營川雙璧
一
近日,連續夢見陳懷和呂公眉先生。—這兩位老詩人,十年間先後作古了。
我同文友們談起做夢一事,說,有的書上講,少年情事入夢,說明心態還很年輕;那麼,反過來講,常常夢見老人,是否就意味著心境已經衰頹了呢?他們說,那倒未必,你做這類的夢,也許和你近日想的做的事情有關。我覺得,這話有一定根據。前些天,《詩刊》一位編輯來信約稿,說:“我們刊物上還沒發表過你的詩章,如果沒有新作,前些年寫的也可以。”於是,我就從80年代以來寫的一些舊體詩詞中揀選出十幾首寄了過去。自然,也就憶及寫作當時的情景,憶及十多年前供職營口的時光。
營口是我的舊遊之地,在這裏我度過了大部分的青壯年時代。興於斯,困於斯,歌吟遊釣於斯,這裏有許多知心文友,分手之後,時時憶念著他們。一千七百多年前,曹丕給友人吳質寫過一封真情灼灼的信,開頭就說:
歲月易得,別來行複四年。三年不見,《東山》猶歎其遠,況乃過之?思何可支?雖書疏往返,未足解其勞結。
我覺得,這番話也正是我現在想要說的。隻不過“別來行複四年”,遠遠地不止了。

# 題目要求
請照錄上文憶營口舊遊一文中自“我同文友們談起做夢一事,說,有的書上講,少年情事入夢,說”起至“之?思何可支?雖書疏往返,未足解其勞結。”止之一段，一字不易。

# 摘錄材料
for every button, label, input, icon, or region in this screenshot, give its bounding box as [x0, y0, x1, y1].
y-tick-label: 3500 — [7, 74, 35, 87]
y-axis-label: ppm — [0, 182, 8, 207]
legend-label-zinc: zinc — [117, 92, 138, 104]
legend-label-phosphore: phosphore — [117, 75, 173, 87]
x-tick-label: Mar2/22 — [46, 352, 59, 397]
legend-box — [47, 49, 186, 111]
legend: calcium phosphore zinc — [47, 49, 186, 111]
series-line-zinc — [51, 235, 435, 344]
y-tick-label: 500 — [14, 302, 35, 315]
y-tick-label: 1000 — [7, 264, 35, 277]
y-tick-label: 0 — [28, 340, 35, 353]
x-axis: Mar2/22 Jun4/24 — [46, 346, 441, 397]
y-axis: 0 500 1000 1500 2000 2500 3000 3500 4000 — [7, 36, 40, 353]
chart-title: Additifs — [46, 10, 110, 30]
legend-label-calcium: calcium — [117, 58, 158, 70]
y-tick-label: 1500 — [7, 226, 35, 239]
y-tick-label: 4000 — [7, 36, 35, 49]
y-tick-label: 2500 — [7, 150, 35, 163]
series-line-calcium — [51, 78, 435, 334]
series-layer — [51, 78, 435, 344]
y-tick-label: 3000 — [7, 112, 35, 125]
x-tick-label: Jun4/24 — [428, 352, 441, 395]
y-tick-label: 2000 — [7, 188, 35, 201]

# 本題解答
我同文友們談起做夢一事,說,有的書上講,少年情事入夢,說明心態還很年輕;那麼,反過來講,常常夢見老人,是否就意味著心境已經衰頹了呢?他們說,那倒未必,你做這類的夢,也許和你近日想的做的事情有關。我覺得,這話有一定根據。前些天,《詩刊》一位編輯來信約稿,說:“我們刊物上還沒發表過你的詩章,如果沒有新作,前些年寫的也可以。”於是,我就從80年代以來寫的一些舊體詩詞中揀選出十幾首寄了過去。自然,也就憶及寫作當時的情景,憶及十多年前供職營口的時光。
營口是我的舊遊之地,在這裏我度過了大部分的青壯年時代。興於斯,困於斯,歌吟遊釣於斯,這裏有許多知心文友,分手之後,時時憶念著他們。一千七百多年前,曹丕給友人吳質寫過一封真情灼灼的信,開頭就說:
歲月易得,別來行複四年。三年不見,《東山》猶歎其遠,況乃過之?思何可支?雖書疏往返,未足解其勞結。